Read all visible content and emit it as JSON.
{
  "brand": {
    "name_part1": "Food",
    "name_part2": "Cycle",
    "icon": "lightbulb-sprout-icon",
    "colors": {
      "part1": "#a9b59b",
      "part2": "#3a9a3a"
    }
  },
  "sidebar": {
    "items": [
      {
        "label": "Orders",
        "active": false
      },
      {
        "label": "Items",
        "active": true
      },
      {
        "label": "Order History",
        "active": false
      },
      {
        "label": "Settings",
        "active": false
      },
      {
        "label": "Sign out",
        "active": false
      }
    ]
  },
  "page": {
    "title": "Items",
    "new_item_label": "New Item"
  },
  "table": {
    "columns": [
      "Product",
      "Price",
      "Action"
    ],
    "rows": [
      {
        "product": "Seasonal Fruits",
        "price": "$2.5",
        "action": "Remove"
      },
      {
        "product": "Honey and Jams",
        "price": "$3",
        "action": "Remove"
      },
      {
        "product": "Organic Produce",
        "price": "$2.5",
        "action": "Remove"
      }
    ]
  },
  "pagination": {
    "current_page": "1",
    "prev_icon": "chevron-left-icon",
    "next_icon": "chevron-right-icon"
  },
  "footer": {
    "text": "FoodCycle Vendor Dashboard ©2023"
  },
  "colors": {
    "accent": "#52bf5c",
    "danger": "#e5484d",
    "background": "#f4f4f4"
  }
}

- - - - -

• _Do this_
Write out the entire listing exactly.

• _Finished answer_
Read all visible content and emit it as JSON.
{
  "brand": {
    "name_part1": "Food",
    "name_part2": "Cycle",
    "icon": "lightbulb-sprout-icon",
    "colors": {
      "part1": "#a9b59b",
      "part2": "#3a9a3a"
    }
  },
  "sidebar": {
    "items": [
      {
        "label": "Orders",
        "active": false
      },
      {
        "label": "Items",
        "active": true
      },
      {
        "label": "Order History",
        "active": false
      },
      {
        "label": "Settings",
        "active": false
      },
      {
        "label": "Sign out",
        "active": false
      }
    ]
  },
  "page": {
    "title": "Items",
    "new_item_label": "New Item"
  },
  "table": {
    "columns": [
      "Product",
      "Price",
      "Action"
    ],
    "rows": [
      {
        "product": "Seasonal Fruits",
        "price": "$2.5",
        "action": "Remove"
      },
      {
        "product": "Honey and Jams",
        "price": "$3",
        "action": "Remove"
      },
      {
        "product": "Organic Produce",
        "price": "$2.5",
        "action": "Remove"
      }
    ]
  },
  "pagination": {
    "current_page": "1",
    "prev_icon": "chevron-left-icon",
    "next_icon": "chevron-right-icon"
  },
  "footer": {
    "text": "FoodCycle Vendor Dashboard ©2023"
  },
  "colors": {
    "accent": "#52bf5c",
    "danger": "#e5484d",
    "background": "#f4f4f4"
  }
}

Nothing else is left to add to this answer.